• REQUIREMENTS: In the listing that follows, count the lines holding the word "Северный" and report only that number.

• DATA LISTING:
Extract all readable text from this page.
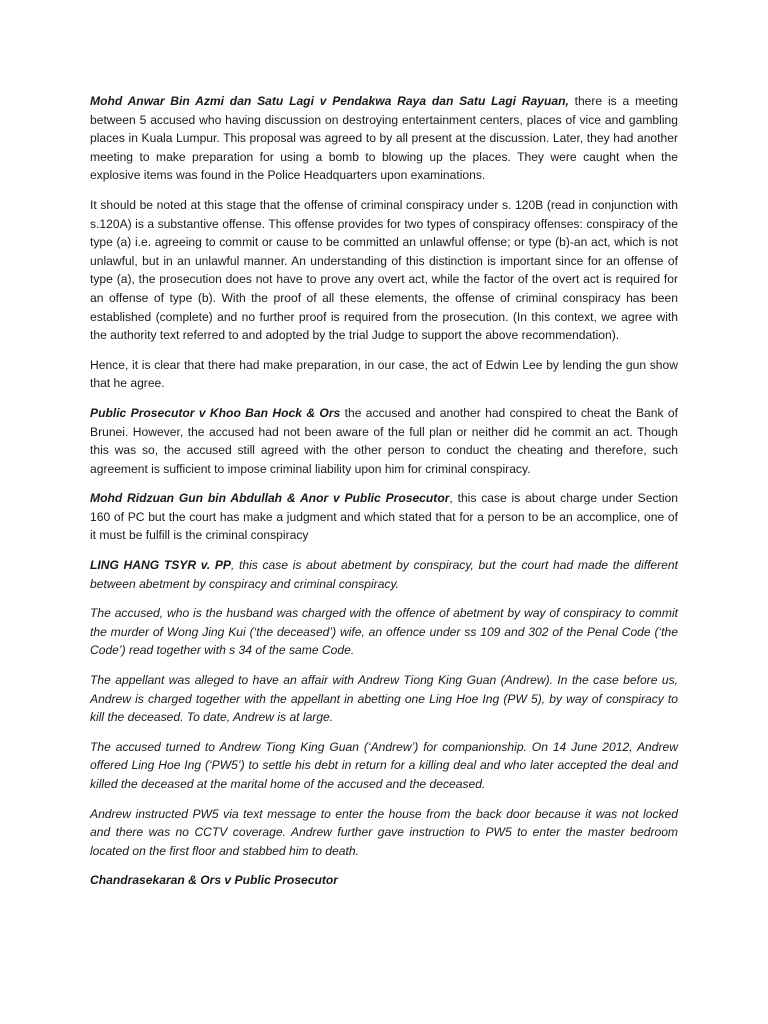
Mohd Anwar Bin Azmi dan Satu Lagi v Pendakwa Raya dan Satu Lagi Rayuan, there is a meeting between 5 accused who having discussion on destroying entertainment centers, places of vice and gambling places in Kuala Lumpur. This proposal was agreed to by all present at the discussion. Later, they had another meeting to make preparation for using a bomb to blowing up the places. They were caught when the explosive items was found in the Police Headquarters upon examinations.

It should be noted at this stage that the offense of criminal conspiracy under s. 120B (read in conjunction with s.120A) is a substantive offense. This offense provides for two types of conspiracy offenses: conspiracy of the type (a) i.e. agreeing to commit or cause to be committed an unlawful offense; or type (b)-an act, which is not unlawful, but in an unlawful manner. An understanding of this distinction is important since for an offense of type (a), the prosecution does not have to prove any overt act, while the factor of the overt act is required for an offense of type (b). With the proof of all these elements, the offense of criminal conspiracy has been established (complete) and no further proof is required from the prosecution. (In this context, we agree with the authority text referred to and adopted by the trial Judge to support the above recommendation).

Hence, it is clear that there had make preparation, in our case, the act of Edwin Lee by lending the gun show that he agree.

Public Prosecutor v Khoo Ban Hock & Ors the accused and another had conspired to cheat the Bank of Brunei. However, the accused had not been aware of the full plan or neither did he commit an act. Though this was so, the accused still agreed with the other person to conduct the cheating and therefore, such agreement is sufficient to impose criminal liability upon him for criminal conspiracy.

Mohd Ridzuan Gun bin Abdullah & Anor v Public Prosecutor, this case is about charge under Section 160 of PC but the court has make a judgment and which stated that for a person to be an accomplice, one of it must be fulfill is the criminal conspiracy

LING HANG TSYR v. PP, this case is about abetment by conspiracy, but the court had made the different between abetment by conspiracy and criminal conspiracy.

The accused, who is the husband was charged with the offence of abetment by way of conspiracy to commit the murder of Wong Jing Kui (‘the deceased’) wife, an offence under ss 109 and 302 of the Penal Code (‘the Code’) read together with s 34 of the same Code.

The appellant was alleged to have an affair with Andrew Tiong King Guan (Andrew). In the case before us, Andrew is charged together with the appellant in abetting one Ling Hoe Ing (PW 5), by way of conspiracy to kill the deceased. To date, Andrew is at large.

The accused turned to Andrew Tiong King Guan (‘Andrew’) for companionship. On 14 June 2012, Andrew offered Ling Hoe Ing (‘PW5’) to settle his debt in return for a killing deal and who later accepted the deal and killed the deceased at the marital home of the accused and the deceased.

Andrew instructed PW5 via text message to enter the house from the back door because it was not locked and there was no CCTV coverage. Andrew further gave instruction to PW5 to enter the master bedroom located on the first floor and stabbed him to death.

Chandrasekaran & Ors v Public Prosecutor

...

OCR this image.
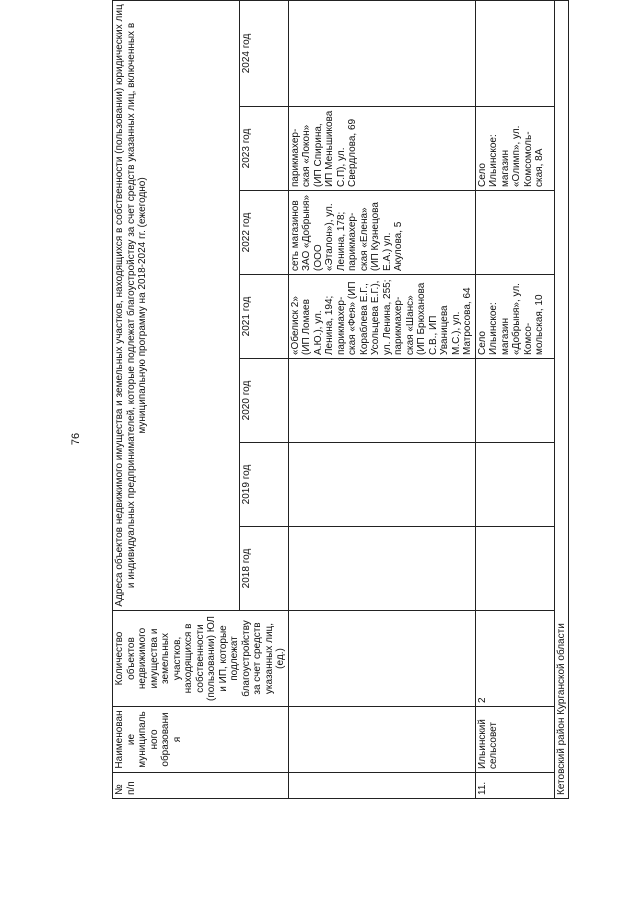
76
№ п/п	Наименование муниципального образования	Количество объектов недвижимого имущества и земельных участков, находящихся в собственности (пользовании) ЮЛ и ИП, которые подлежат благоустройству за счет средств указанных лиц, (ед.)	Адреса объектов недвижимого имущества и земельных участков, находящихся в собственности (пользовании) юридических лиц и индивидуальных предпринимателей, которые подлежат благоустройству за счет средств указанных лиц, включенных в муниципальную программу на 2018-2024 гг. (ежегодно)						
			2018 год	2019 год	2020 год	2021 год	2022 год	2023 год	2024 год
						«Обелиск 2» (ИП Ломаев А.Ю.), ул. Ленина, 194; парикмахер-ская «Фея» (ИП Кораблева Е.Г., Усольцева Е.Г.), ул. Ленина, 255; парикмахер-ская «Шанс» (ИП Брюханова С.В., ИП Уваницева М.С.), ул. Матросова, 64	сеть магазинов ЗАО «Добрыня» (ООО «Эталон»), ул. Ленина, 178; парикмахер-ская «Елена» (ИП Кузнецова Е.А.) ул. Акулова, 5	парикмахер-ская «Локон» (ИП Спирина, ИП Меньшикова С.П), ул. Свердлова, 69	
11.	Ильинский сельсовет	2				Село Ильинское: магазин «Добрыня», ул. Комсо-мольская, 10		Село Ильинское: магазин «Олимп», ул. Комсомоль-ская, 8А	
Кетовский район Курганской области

==

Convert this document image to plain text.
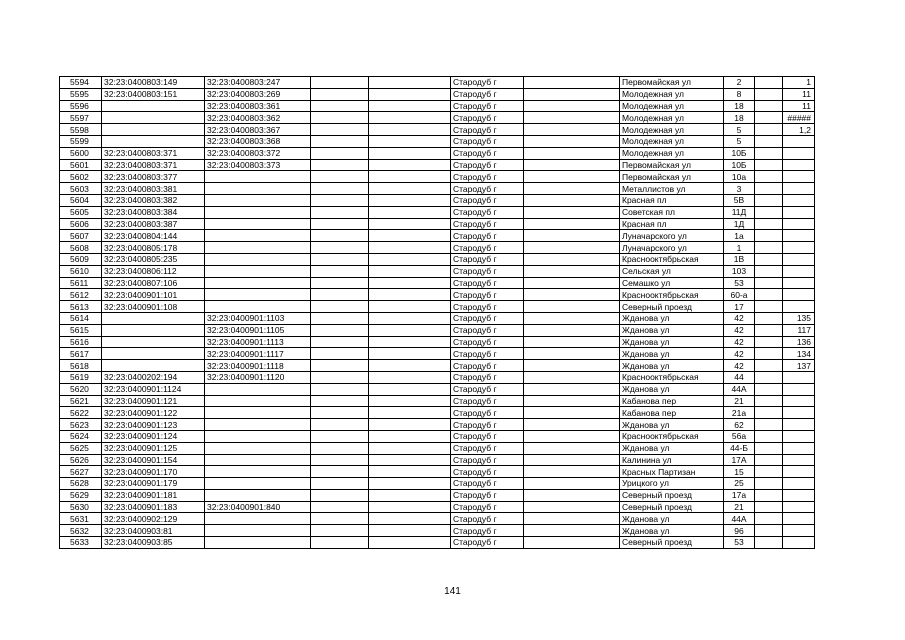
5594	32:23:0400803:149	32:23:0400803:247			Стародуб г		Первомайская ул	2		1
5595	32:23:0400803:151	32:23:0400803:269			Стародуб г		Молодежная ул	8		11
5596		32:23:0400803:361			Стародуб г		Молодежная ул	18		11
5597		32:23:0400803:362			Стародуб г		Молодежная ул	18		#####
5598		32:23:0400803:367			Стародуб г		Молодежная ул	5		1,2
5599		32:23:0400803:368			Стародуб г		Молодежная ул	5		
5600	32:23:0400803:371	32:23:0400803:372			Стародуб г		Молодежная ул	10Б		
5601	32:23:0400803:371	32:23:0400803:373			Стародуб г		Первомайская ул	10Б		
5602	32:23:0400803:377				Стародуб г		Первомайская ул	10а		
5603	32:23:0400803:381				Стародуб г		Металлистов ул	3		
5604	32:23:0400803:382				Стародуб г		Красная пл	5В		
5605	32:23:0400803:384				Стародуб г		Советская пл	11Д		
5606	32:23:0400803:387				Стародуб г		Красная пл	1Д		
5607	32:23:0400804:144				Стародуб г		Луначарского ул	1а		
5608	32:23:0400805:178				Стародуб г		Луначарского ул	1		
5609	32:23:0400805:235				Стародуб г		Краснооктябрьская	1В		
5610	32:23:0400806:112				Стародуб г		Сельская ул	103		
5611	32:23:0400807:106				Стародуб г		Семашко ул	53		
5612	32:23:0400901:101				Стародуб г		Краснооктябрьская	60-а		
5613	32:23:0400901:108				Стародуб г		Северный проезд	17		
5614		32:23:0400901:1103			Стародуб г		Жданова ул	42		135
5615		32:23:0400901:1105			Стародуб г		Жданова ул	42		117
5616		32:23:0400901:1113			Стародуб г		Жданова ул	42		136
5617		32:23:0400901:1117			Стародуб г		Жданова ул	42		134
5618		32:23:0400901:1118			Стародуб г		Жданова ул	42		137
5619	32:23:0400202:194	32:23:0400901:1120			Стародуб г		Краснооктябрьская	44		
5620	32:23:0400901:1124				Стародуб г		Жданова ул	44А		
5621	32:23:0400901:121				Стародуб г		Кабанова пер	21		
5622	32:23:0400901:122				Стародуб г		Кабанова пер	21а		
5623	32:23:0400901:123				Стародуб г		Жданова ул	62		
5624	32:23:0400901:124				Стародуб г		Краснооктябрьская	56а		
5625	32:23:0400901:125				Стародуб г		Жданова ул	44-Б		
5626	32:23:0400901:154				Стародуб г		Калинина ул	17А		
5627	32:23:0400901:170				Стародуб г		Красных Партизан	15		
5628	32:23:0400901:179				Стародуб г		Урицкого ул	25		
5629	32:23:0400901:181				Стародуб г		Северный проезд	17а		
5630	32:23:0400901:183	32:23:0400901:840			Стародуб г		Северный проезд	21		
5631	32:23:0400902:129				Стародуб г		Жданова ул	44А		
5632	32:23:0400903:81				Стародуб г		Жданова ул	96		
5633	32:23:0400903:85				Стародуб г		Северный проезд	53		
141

• RESULT: 4